RECORDS SUPPLIED
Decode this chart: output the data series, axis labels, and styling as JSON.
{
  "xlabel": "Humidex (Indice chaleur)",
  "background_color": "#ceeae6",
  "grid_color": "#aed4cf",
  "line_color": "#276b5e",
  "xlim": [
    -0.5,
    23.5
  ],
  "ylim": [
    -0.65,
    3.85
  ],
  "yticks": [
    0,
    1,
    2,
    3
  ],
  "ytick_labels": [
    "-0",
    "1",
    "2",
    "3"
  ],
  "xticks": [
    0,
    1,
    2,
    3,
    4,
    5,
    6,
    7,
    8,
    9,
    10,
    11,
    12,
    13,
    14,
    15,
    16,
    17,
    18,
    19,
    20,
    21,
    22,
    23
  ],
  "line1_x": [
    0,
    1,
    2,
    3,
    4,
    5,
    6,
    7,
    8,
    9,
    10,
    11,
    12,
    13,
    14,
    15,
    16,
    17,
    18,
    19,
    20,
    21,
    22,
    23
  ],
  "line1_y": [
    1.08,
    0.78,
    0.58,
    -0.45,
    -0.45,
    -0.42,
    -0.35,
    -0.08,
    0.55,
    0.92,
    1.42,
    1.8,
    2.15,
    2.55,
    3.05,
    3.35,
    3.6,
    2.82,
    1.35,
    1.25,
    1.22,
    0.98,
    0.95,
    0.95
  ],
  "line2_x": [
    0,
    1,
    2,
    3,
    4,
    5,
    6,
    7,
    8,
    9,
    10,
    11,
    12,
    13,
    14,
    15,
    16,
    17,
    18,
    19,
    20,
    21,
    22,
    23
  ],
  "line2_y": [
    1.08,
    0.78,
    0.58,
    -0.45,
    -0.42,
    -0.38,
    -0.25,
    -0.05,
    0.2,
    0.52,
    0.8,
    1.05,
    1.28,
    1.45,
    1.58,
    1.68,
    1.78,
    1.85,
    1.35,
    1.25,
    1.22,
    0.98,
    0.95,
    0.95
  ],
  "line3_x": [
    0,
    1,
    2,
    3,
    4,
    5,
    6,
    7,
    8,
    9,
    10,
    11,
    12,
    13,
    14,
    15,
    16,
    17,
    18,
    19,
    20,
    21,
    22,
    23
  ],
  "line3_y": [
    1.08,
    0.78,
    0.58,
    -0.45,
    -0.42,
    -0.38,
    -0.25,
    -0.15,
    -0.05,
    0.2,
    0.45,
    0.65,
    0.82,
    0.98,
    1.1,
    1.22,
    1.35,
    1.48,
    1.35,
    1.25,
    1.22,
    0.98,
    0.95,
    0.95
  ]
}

THE PROBLEM
Please give back all of the records exactly as written.

THE RESULT
Decode this chart: output the data series, axis labels, and styling as JSON.
{
  "xlabel": "Humidex (Indice chaleur)",
  "background_color": "#ceeae6",
  "grid_color": "#aed4cf",
  "line_color": "#276b5e",
  "xlim": [
    -0.5,
    23.5
  ],
  "ylim": [
    -0.65,
    3.85
  ],
  "yticks": [
    0,
    1,
    2,
    3
  ],
  "ytick_labels": [
    "-0",
    "1",
    "2",
    "3"
  ],
  "xticks": [
    0,
    1,
    2,
    3,
    4,
    5,
    6,
    7,
    8,
    9,
    10,
    11,
    12,
    13,
    14,
    15,
    16,
    17,
    18,
    19,
    20,
    21,
    22,
    23
  ],
  "line1_x": [
    0,
    1,
    2,
    3,
    4,
    5,
    6,
    7,
    8,
    9,
    10,
    11,
    12,
    13,
    14,
    15,
    16,
    17,
    18,
    19,
    20,
    21,
    22,
    23
  ],
  "line1_y": [
    1.08,
    0.78,
    0.58,
    -0.45,
    -0.45,
    -0.42,
    -0.35,
    -0.08,
    0.55,
    0.92,
    1.42,
    1.8,
    2.15,
    2.55,
    3.05,
    3.35,
    3.6,
    2.82,
    1.35,
    1.25,
    1.22,
    0.98,
    0.95,
    0.95
  ],
  "line2_x": [
    0,
    1,
    2,
    3,
    4,
    5,
    6,
    7,
    8,
    9,
    10,
    11,
    12,
    13,
    14,
    15,
    16,
    17,
    18,
    19,
    20,
    21,
    22,
    23
  ],
  "line2_y": [
    1.08,
    0.78,
    0.58,
    -0.45,
    -0.42,
    -0.38,
    -0.25,
    -0.05,
    0.2,
    0.52,
    0.8,
    1.05,
    1.28,
    1.45,
    1.58,
    1.68,
    1.78,
    1.85,
    1.35,
    1.25,
    1.22,
    0.98,
    0.95,
    0.95
  ],
  "line3_x": [
    0,
    1,
    2,
    3,
    4,
    5,
    6,
    7,
    8,
    9,
    10,
    11,
    12,
    13,
    14,
    15,
    16,
    17,
    18,
    19,
    20,
    21,
    22,
    23
  ],
  "line3_y": [
    1.08,
    0.78,
    0.58,
    -0.45,
    -0.42,
    -0.38,
    -0.25,
    -0.15,
    -0.05,
    0.2,
    0.45,
    0.65,
    0.82,
    0.98,
    1.1,
    1.22,
    1.35,
    1.48,
    1.35,
    1.25,
    1.22,
    0.98,
    0.95,
    0.95
  ]
}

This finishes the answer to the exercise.